• _Aim of the exercise_
Report, as a bare number, how many lines of the material below contain the word "title".

Records about charts and figures:
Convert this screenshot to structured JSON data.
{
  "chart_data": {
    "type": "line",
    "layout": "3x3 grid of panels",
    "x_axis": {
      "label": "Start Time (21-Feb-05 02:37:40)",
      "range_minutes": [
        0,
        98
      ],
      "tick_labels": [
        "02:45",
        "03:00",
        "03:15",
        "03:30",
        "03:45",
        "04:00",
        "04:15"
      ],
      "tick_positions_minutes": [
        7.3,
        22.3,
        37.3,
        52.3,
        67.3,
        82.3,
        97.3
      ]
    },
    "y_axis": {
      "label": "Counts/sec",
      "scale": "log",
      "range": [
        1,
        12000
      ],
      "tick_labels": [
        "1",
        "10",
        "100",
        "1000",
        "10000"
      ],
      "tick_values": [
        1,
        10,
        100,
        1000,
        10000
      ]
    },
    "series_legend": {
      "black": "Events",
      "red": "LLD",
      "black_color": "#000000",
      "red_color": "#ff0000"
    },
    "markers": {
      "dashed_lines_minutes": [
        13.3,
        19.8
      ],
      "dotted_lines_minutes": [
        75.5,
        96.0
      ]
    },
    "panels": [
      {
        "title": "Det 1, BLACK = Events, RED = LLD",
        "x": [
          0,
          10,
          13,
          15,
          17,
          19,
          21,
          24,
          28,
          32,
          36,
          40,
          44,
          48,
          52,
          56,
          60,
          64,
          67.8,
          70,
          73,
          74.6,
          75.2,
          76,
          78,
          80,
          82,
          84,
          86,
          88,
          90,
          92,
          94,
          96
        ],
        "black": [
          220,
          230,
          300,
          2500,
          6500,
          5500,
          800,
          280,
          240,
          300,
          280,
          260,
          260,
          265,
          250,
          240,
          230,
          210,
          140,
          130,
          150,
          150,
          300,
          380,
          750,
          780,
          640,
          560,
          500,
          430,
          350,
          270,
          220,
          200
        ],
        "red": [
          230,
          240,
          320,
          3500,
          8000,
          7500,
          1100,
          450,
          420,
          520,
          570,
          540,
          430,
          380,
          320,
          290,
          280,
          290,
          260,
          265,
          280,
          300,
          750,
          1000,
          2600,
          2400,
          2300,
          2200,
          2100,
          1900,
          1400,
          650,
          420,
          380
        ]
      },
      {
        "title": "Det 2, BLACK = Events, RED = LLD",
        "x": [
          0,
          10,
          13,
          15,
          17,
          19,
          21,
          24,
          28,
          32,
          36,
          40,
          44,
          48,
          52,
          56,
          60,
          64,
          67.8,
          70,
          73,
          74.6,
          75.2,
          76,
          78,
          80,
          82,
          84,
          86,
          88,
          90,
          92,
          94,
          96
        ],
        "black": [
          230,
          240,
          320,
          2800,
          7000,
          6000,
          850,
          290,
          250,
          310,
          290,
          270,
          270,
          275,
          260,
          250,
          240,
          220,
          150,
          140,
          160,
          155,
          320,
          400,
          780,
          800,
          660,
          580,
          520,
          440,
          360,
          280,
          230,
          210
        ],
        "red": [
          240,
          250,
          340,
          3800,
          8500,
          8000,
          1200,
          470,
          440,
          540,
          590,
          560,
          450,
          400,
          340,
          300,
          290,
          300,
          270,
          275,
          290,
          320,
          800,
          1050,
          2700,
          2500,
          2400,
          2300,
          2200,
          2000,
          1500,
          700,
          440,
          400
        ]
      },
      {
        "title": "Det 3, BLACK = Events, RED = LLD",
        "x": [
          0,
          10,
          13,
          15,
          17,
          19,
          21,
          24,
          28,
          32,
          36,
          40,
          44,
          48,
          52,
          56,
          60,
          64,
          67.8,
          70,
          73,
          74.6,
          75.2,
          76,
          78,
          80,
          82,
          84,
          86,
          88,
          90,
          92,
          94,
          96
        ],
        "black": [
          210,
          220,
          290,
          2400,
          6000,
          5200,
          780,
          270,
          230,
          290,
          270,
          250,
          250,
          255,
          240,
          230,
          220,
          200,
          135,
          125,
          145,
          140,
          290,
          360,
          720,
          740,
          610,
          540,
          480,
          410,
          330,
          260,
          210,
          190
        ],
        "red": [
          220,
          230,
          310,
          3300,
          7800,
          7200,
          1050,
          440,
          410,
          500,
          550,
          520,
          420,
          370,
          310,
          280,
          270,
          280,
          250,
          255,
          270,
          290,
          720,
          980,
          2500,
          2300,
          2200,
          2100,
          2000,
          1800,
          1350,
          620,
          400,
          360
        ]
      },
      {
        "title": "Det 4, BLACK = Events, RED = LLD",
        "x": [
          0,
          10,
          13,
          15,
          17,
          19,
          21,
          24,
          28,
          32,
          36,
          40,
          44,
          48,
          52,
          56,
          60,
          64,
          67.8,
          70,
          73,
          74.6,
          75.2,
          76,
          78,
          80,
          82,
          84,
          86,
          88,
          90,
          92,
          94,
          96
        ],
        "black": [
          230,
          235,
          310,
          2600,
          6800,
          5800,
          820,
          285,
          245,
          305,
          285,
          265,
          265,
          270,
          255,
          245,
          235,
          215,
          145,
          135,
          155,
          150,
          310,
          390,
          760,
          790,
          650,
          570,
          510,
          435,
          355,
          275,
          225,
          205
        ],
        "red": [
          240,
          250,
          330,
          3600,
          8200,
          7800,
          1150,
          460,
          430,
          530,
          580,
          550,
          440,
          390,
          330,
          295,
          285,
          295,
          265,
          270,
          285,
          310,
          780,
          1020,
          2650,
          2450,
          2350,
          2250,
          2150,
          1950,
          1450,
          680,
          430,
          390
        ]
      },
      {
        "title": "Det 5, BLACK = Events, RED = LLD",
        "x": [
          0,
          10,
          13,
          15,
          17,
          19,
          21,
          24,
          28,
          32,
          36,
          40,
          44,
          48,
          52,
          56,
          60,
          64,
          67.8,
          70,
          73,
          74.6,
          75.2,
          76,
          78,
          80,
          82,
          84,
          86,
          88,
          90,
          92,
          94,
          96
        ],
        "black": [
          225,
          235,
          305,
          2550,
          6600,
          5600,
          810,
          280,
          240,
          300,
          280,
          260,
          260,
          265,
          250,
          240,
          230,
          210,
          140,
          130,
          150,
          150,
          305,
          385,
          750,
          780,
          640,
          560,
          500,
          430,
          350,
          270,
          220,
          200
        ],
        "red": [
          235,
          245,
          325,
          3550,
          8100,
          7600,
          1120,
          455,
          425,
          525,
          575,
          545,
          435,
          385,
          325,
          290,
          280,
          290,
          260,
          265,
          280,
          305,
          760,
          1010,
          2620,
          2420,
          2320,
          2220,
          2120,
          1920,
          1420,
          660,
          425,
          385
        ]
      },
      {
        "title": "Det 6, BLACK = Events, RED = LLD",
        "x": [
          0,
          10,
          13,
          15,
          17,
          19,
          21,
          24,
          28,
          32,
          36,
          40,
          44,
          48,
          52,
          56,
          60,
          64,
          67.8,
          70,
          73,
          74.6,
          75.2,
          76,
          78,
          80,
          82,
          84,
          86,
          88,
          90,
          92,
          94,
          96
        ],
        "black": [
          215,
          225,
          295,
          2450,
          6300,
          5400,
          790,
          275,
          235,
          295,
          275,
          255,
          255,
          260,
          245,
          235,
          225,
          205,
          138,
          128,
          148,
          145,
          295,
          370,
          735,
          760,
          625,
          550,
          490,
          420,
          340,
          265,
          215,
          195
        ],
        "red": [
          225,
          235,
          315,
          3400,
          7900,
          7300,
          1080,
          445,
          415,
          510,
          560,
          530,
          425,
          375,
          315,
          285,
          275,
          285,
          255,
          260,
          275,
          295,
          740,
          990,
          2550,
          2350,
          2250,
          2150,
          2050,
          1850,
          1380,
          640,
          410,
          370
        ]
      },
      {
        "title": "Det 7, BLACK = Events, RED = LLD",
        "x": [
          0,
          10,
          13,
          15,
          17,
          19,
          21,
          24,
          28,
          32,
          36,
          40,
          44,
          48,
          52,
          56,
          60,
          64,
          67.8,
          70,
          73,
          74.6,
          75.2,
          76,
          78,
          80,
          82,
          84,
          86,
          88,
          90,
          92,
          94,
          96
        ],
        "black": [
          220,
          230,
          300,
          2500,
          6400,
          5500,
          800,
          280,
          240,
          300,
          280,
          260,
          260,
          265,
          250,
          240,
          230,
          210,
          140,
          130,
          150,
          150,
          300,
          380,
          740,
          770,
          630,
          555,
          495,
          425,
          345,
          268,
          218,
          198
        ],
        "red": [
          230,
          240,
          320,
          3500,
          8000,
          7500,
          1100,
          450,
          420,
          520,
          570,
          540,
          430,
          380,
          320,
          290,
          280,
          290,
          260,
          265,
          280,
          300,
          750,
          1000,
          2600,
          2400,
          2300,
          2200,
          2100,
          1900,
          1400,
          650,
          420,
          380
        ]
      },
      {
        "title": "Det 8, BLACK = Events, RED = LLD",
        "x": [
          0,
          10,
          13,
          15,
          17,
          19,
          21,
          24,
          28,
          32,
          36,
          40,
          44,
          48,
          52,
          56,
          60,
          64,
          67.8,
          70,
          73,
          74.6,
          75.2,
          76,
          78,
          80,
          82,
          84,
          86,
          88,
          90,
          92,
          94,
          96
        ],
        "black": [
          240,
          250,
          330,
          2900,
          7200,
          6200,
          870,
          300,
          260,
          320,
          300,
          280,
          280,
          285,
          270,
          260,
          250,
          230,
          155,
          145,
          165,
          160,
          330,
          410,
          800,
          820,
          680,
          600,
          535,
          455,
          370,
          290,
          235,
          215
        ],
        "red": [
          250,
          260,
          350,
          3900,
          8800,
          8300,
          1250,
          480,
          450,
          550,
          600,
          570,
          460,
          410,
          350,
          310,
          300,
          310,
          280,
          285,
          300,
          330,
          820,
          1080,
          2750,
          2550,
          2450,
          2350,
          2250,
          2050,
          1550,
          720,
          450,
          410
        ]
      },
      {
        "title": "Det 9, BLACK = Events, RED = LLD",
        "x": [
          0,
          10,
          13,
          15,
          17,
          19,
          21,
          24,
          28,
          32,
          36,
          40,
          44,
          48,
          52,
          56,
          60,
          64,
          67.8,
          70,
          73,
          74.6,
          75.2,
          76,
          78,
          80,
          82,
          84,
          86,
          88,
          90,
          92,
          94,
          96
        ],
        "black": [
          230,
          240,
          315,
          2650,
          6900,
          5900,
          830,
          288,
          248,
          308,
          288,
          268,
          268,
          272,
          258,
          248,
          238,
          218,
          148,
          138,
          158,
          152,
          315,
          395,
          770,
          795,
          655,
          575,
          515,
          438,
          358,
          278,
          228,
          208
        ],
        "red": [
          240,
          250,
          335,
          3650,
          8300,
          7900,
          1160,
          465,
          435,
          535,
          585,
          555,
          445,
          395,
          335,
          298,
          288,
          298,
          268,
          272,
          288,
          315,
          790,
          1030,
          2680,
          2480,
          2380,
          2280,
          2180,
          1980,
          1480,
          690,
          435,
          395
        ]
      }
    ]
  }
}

• _Response to the exercise_
9